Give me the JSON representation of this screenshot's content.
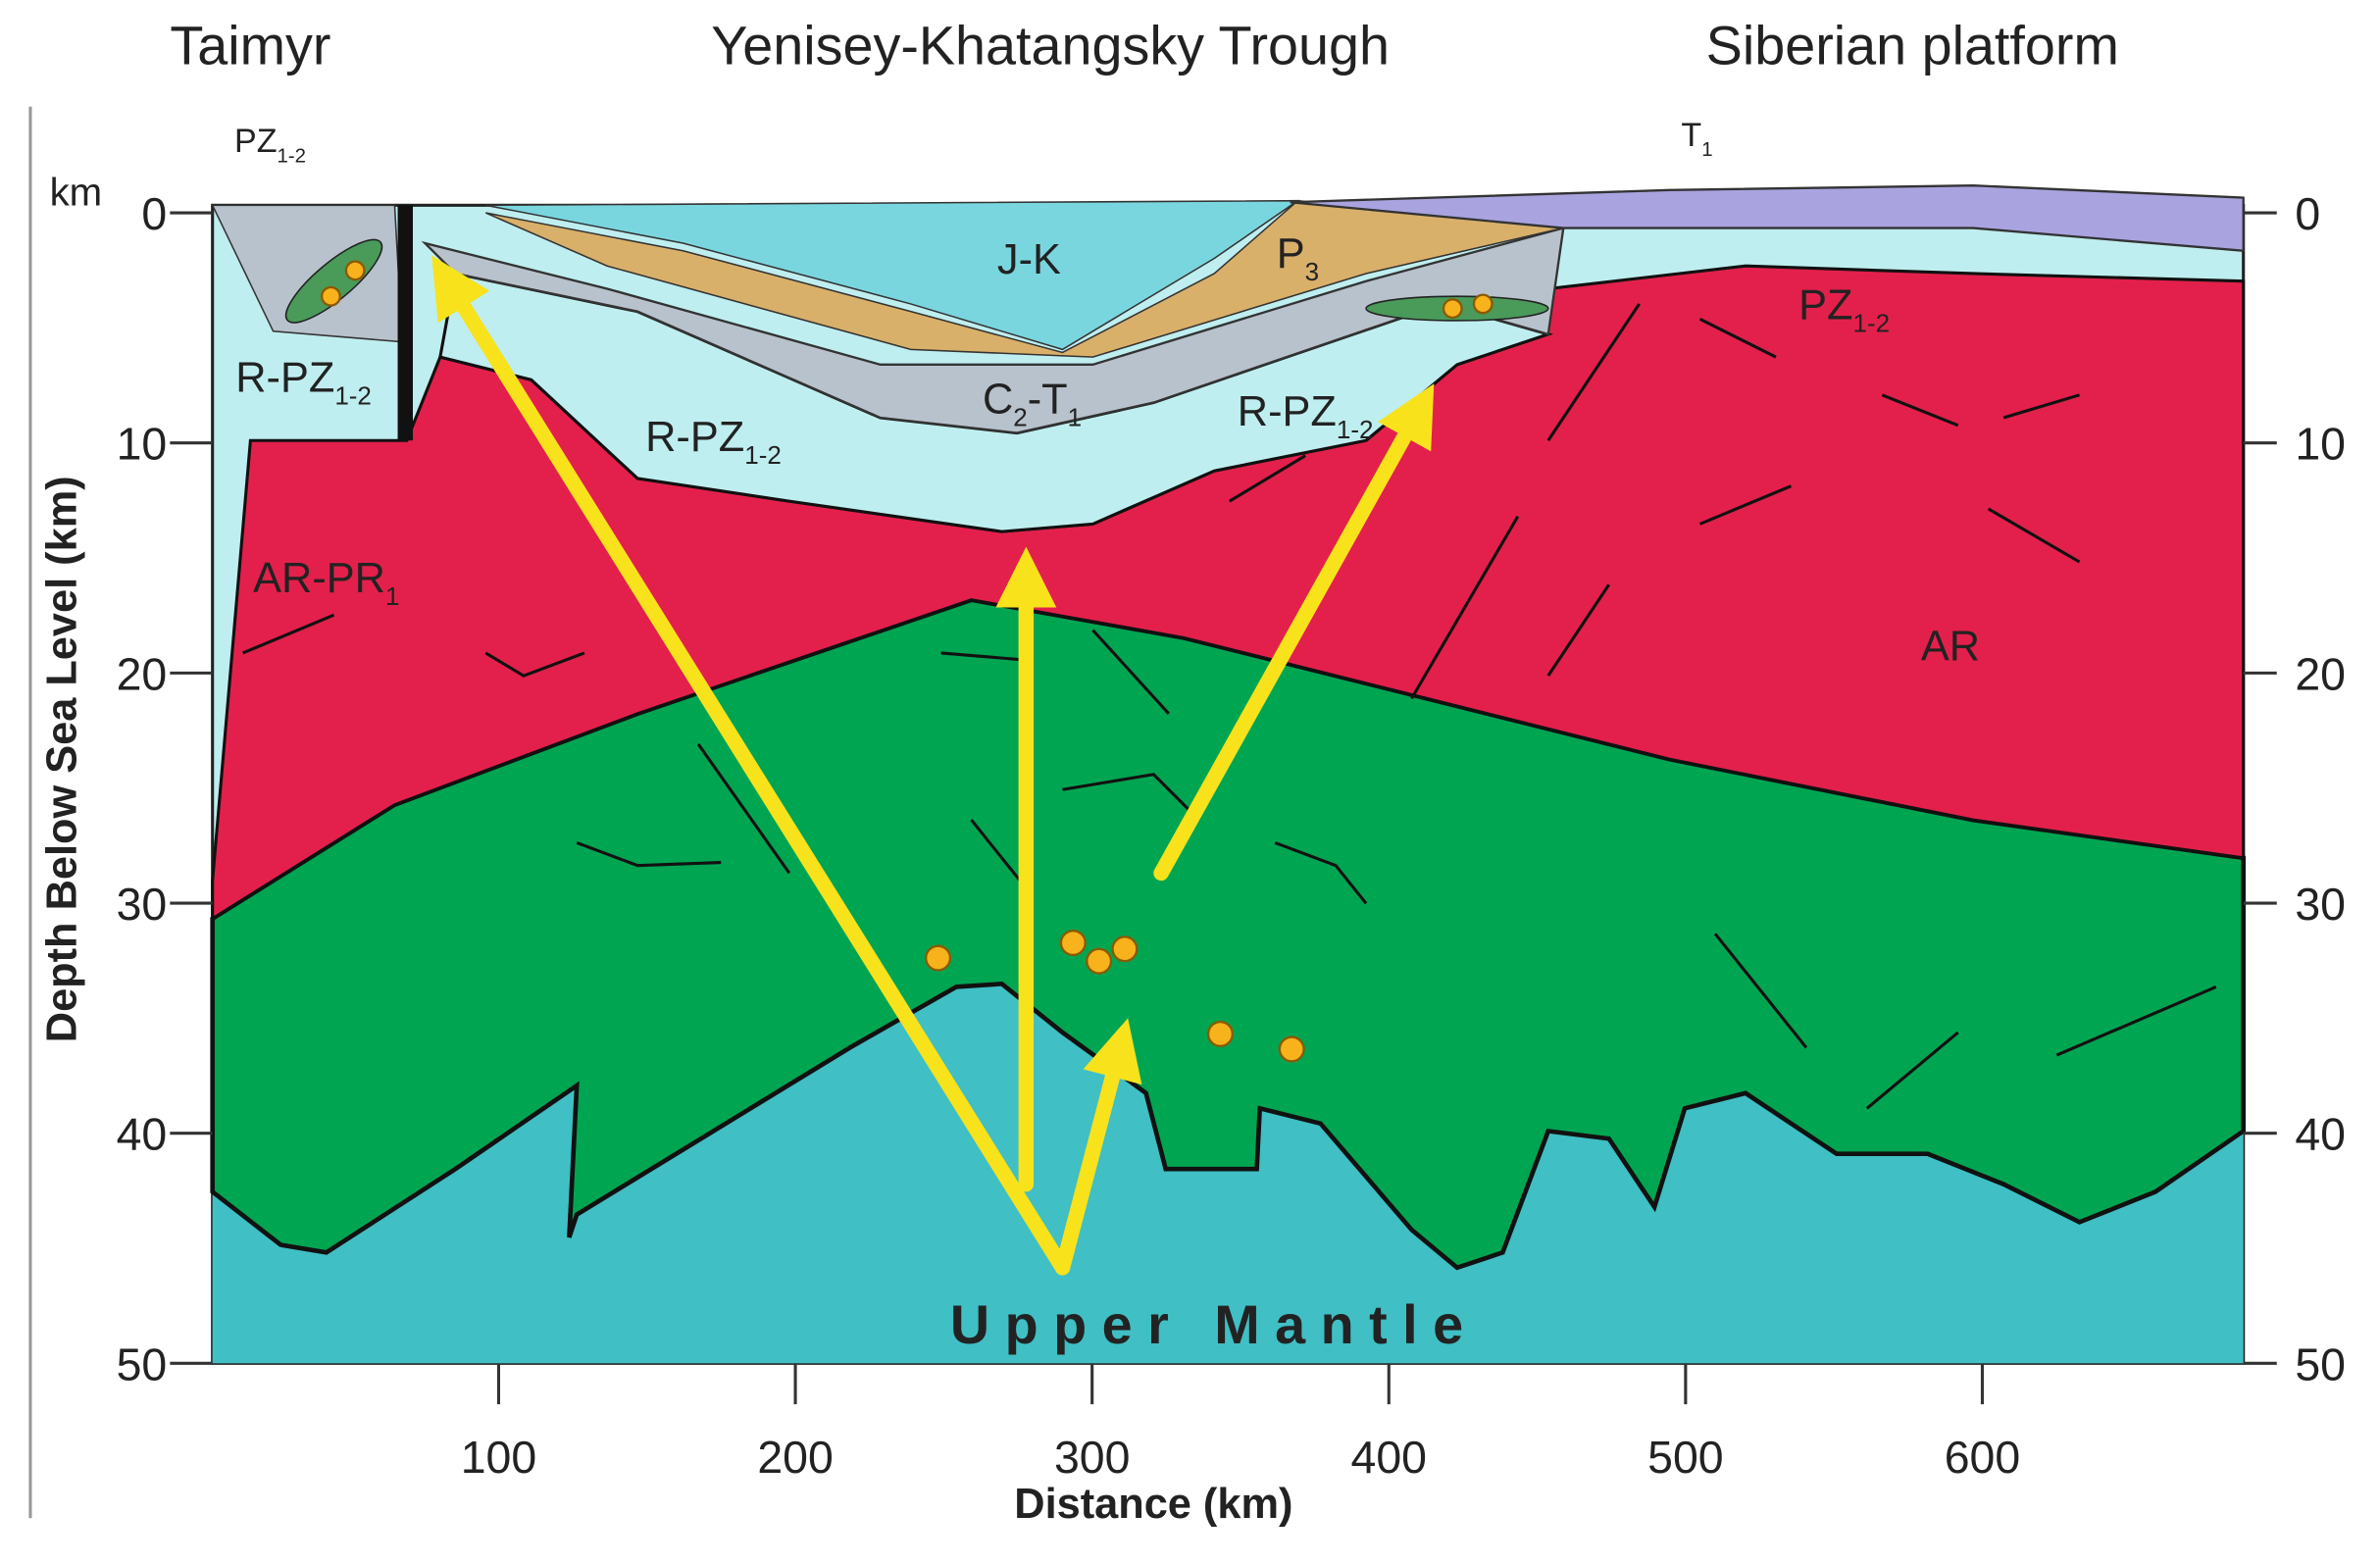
{
  "header": {
    "regions": [
      "Taimyr",
      "Yenisey-Khatangsky Trough",
      "Siberian platform"
    ]
  },
  "axes": {
    "unit": "km",
    "y_label": "Depth Below Sea Level (km)",
    "x_label": "Distance (km)",
    "y_ticks": [
      0,
      10,
      20,
      30,
      40,
      50
    ],
    "x_ticks": [
      100,
      200,
      300,
      400,
      500,
      600
    ]
  },
  "formations": [
    {
      "main": "PZ",
      "sub": "1-2"
    },
    {
      "main": "T",
      "sub": "1"
    },
    {
      "main": "J-K"
    },
    {
      "main": "P",
      "sub": "3"
    },
    {
      "main": "PZ",
      "sub": "1-2"
    },
    {
      "main": "R-PZ",
      "sub": "1-2"
    },
    {
      "main": "R-PZ",
      "sub": "1-2"
    },
    {
      "main": "C",
      "sub": "2",
      "main2": "-T",
      "sub2": "1"
    },
    {
      "main": "R-PZ",
      "sub": "1-2"
    },
    {
      "main": "AR-PR",
      "sub": "1"
    },
    {
      "main": "AR"
    }
  ],
  "mantle_label": "Upper Mantle"
}
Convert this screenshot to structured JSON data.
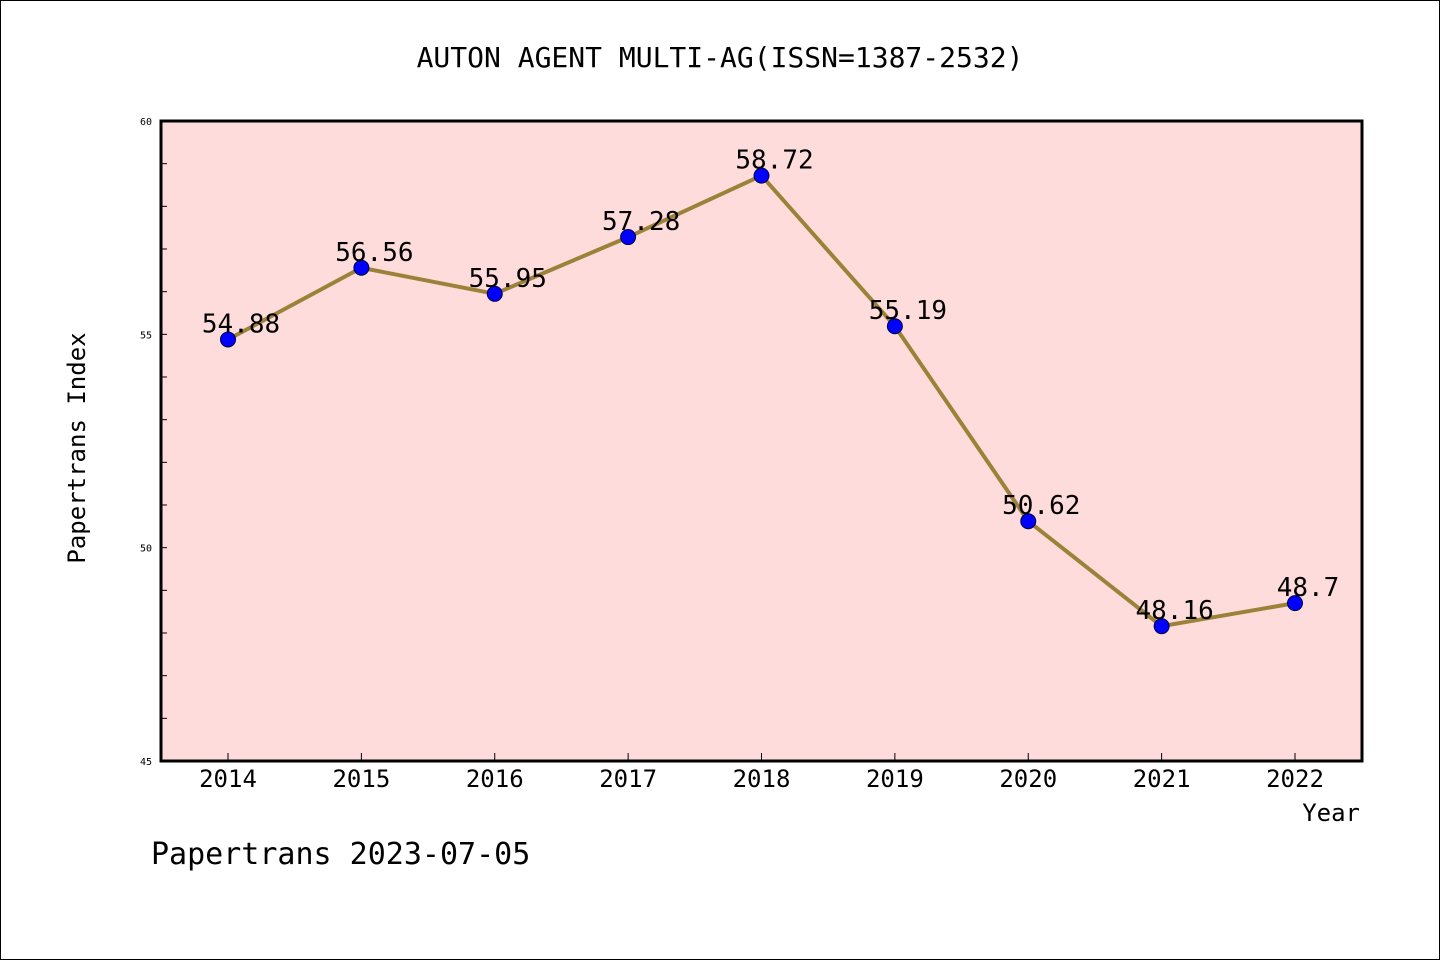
{
  "chart_data": {
    "type": "line",
    "title": "AUTON AGENT MULTI-AG(ISSN=1387-2532)",
    "xlabel": "Year",
    "ylabel": "Papertrans Index",
    "categories": [
      "2014",
      "2015",
      "2016",
      "2017",
      "2018",
      "2019",
      "2020",
      "2021",
      "2022"
    ],
    "values": [
      54.88,
      56.56,
      55.95,
      57.28,
      58.72,
      55.19,
      50.62,
      48.16,
      48.7
    ],
    "data_labels": [
      "54.88",
      "56.56",
      "55.95",
      "57.28",
      "58.72",
      "55.19",
      "50.62",
      "48.16",
      "48.7"
    ],
    "ylim": [
      45,
      60
    ],
    "yticks": [
      45,
      50,
      55,
      60
    ],
    "ytick_labels": [
      "45",
      "50",
      "55",
      "60"
    ],
    "grid": false,
    "colors": {
      "plot_background": "#ffdcdc",
      "line": "#9b8238",
      "marker": "#0000ff"
    }
  },
  "footer": {
    "text": "Papertrans 2023-07-05"
  }
}
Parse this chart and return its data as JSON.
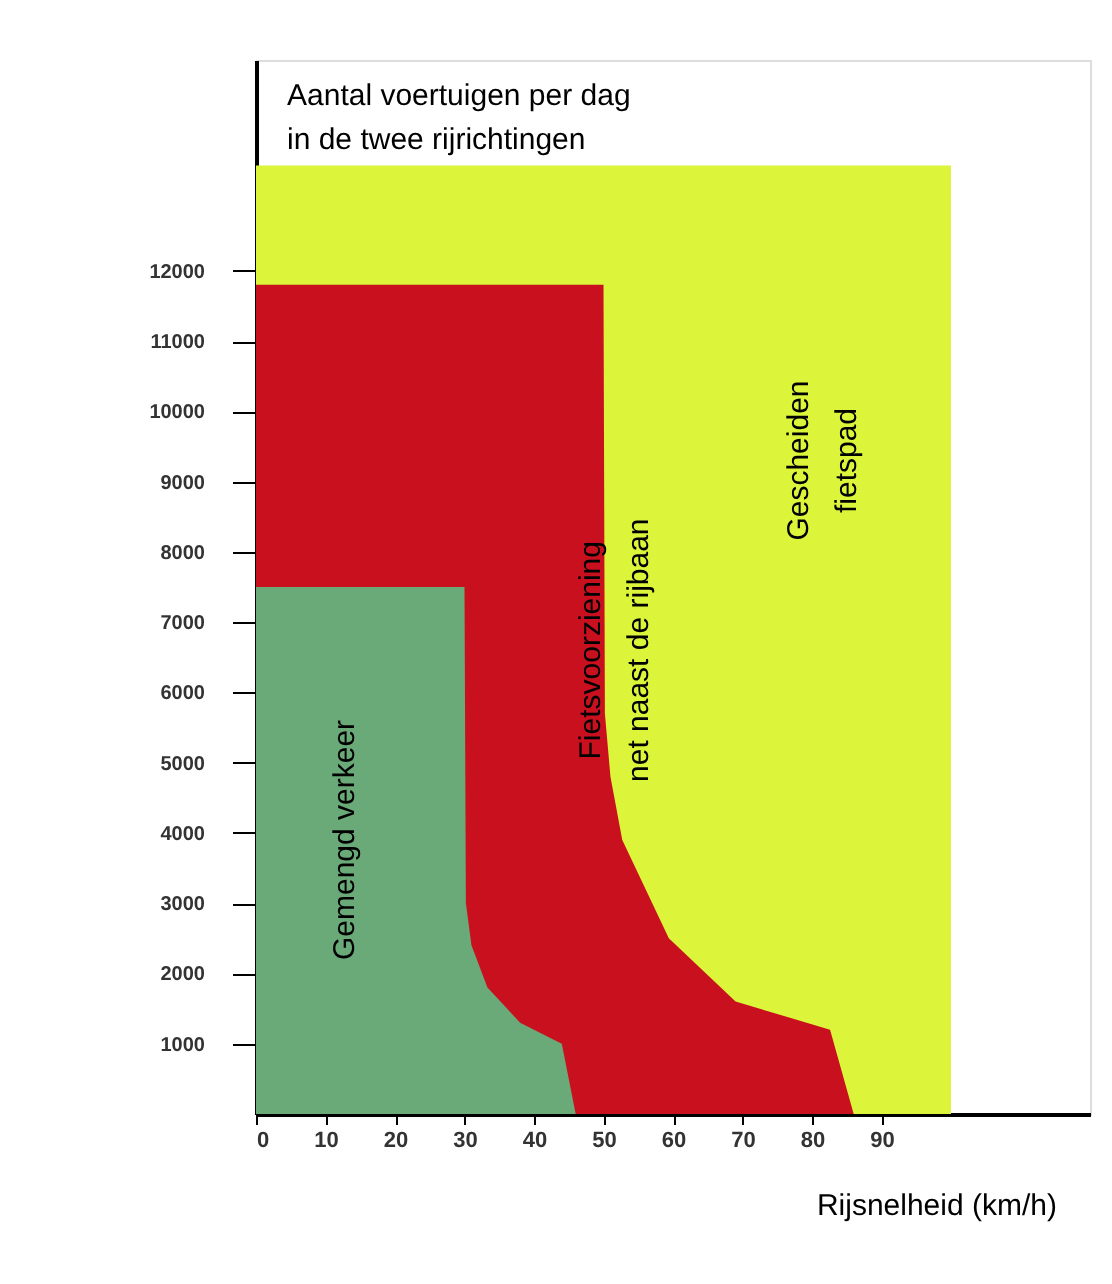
{
  "chart_data": {
    "type": "area",
    "ylabel": "Aantal voertuigen per dag in de twee rijrichtingen",
    "xlabel": "Rijsnelheid (km/h)",
    "series": [
      {
        "name": "Gescheiden fietspad",
        "color": "#dcf53a",
        "x": [
          0,
          100
        ],
        "values": [
          13500,
          13500
        ]
      },
      {
        "name": "Fietsvoorziening net naast de rijbaan",
        "color": "#c8101e",
        "x": [
          0,
          50,
          50.2,
          51,
          52.7,
          59.4,
          69,
          82.6,
          86
        ],
        "values": [
          11800,
          11800,
          5700,
          4800,
          3900,
          2500,
          1600,
          1200,
          0
        ]
      },
      {
        "name": "Gemengd verkeer",
        "color": "#6aaa78",
        "x": [
          0,
          30,
          30.2,
          31,
          33.3,
          38,
          44,
          46
        ],
        "values": [
          7500,
          7500,
          3000,
          2400,
          1800,
          1300,
          1000,
          0
        ]
      }
    ],
    "xlim": [
      0,
      120
    ],
    "xticks": [
      0,
      10,
      20,
      30,
      40,
      50,
      60,
      70,
      80,
      90
    ],
    "ylim": [
      0,
      15000
    ],
    "yticks": [
      1000,
      2000,
      3000,
      4000,
      5000,
      6000,
      7000,
      8000,
      9000,
      10000,
      11000,
      12000
    ],
    "grid": false
  }
}
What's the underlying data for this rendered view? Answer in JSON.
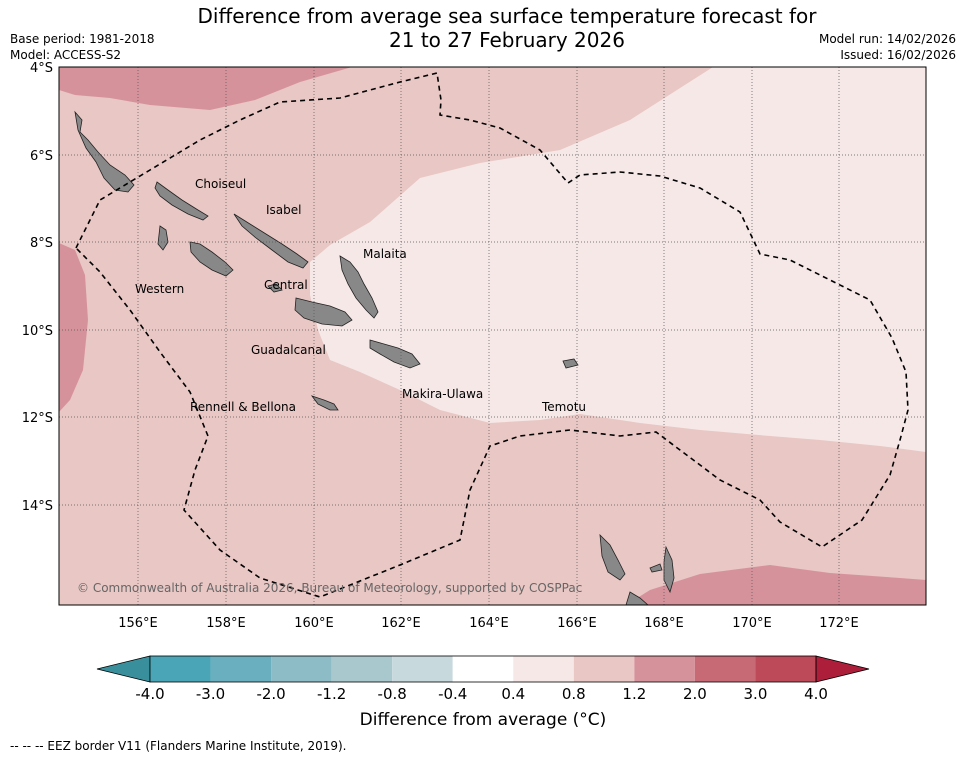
{
  "header": {
    "title_line1": "Difference from average sea surface temperature forecast for",
    "title_line2": "21 to 27 February 2026",
    "base_period": "Base period: 1981-2018",
    "model": "Model: ACCESS-S2",
    "model_run": "Model run: 14/02/2026",
    "issued": "Issued: 16/02/2026"
  },
  "map": {
    "lat_ticks": [
      "4°S",
      "6°S",
      "8°S",
      "10°S",
      "12°S",
      "14°S"
    ],
    "lon_ticks": [
      "156°E",
      "158°E",
      "160°E",
      "162°E",
      "164°E",
      "166°E",
      "168°E",
      "170°E",
      "172°E"
    ],
    "provinces": [
      "Choiseul",
      "Isabel",
      "Malaita",
      "Western",
      "Central",
      "Guadalcanal",
      "Makira-Ulawa",
      "Rennell & Bellona",
      "Temotu"
    ],
    "copyright": "© Commonwealth of Australia 2026, Bureau of Meteorology, supported by COSPPac",
    "colors": {
      "band_0_4_to_0_8": "#f5e8e7",
      "band_0_8_to_1_2": "#e8c7c4",
      "band_1_2_to_2_0": "#d6929a",
      "land": "#888888"
    }
  },
  "legend": {
    "tick_labels": [
      "-4.0",
      "-3.0",
      "-2.0",
      "-1.2",
      "-0.8",
      "-0.4",
      "0.4",
      "0.8",
      "1.2",
      "2.0",
      "3.0",
      "4.0"
    ],
    "colors": [
      "#3a8f9c",
      "#4aa6b6",
      "#6aafbf",
      "#8dbcc7",
      "#a9c8cd",
      "#c8d9dd",
      "#ffffff",
      "#f5e8e7",
      "#e8c7c4",
      "#d6929a",
      "#c86a75",
      "#bd4a59",
      "#ad1e3a"
    ],
    "title": "Difference from average (°C)"
  },
  "footer": {
    "eez_note": "--  --  -- EEZ border V11 (Flanders Marine Institute, 2019)."
  }
}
==================================================
= Written instruction =
Pick out each line above that includes "from" and show it.

= Exercise solution =
    "title_line1": "Difference from average sea surface temperature forecast for",
    "title": "Difference from average (°C)"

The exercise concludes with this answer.